Goal of the exercise:
Among the lines below, count those with "name". Give the total alone.

Dataset records:

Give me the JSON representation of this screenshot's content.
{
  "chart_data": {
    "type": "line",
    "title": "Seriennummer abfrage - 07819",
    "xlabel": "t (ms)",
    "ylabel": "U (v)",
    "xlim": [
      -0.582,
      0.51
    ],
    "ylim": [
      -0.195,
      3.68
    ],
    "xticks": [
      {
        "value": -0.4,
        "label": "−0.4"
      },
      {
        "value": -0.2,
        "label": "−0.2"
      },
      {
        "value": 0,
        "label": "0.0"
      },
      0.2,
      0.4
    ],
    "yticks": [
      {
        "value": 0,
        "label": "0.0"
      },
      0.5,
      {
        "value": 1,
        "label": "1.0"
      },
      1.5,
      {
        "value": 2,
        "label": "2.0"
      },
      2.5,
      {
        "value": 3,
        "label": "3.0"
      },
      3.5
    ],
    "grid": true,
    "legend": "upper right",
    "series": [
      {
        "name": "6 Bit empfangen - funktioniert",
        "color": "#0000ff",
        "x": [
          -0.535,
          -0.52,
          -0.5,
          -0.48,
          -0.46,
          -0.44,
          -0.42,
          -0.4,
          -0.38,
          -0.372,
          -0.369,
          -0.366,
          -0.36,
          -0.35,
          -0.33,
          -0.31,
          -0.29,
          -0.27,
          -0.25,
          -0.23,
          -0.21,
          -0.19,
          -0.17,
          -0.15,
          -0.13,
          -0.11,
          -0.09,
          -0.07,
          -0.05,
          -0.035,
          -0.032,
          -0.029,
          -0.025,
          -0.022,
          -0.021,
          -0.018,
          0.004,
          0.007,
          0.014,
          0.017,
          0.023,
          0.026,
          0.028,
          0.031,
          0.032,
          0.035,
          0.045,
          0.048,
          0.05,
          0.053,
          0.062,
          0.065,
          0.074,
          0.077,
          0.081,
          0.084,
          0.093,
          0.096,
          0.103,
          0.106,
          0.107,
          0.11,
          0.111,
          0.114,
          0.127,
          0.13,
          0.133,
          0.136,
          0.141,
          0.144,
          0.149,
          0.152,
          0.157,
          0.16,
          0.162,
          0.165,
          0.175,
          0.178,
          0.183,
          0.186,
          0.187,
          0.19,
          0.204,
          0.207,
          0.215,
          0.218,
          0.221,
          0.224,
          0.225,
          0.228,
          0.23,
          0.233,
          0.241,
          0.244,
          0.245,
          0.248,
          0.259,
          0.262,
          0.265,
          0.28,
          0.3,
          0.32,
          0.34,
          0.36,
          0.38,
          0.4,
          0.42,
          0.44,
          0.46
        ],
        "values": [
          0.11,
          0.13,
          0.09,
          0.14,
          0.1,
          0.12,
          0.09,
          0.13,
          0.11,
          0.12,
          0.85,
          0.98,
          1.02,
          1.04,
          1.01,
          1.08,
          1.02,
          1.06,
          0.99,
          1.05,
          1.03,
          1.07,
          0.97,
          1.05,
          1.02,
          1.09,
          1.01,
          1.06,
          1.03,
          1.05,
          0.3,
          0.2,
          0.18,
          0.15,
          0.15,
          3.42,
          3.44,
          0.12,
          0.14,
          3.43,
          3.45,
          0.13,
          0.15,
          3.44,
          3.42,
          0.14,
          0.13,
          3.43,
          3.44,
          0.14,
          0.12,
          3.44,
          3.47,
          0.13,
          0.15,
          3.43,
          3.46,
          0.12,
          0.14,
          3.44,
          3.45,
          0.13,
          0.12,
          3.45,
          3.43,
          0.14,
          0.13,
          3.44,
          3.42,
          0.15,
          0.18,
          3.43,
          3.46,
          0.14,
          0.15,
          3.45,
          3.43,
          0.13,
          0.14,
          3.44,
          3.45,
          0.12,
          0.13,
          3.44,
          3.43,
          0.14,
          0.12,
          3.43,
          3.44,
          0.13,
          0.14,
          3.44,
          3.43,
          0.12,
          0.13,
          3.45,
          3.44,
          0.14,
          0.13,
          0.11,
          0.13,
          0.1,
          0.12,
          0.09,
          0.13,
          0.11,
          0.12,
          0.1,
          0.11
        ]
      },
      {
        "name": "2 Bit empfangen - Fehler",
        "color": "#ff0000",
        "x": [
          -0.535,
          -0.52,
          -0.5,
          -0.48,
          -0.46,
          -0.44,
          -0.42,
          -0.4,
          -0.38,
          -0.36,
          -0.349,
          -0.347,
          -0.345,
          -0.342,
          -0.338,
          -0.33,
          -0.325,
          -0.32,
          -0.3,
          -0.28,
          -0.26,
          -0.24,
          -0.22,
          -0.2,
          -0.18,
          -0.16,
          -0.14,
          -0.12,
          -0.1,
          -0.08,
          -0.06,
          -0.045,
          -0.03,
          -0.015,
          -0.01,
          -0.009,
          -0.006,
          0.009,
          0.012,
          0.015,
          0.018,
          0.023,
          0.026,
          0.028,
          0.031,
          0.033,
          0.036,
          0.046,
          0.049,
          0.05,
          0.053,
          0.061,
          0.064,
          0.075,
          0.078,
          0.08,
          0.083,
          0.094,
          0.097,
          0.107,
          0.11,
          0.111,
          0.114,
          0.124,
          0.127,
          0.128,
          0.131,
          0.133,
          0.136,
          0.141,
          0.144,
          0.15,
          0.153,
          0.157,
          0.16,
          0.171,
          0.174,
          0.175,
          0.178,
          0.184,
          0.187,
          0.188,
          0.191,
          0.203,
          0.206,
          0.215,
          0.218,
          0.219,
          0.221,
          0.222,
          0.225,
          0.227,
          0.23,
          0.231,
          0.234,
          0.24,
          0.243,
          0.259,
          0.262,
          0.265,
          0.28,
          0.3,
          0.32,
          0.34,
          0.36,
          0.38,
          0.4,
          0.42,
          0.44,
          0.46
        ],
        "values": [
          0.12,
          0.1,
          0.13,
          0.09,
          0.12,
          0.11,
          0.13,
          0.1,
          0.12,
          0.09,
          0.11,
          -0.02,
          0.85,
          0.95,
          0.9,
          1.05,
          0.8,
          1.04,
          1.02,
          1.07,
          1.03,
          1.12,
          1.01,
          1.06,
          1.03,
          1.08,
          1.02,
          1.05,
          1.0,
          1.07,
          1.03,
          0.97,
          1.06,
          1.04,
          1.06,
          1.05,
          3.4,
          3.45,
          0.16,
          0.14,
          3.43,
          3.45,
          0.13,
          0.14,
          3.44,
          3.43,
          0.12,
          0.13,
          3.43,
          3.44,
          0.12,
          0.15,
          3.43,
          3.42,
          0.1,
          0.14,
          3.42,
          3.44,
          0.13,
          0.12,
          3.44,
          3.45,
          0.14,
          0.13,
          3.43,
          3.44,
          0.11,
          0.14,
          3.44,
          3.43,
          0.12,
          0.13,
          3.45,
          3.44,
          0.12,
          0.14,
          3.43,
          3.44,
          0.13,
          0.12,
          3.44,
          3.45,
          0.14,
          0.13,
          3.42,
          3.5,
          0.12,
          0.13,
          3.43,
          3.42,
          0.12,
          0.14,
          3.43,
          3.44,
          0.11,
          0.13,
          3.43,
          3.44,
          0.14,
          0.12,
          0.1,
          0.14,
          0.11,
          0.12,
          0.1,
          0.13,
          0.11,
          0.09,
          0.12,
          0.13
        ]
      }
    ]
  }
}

Problem solution:
2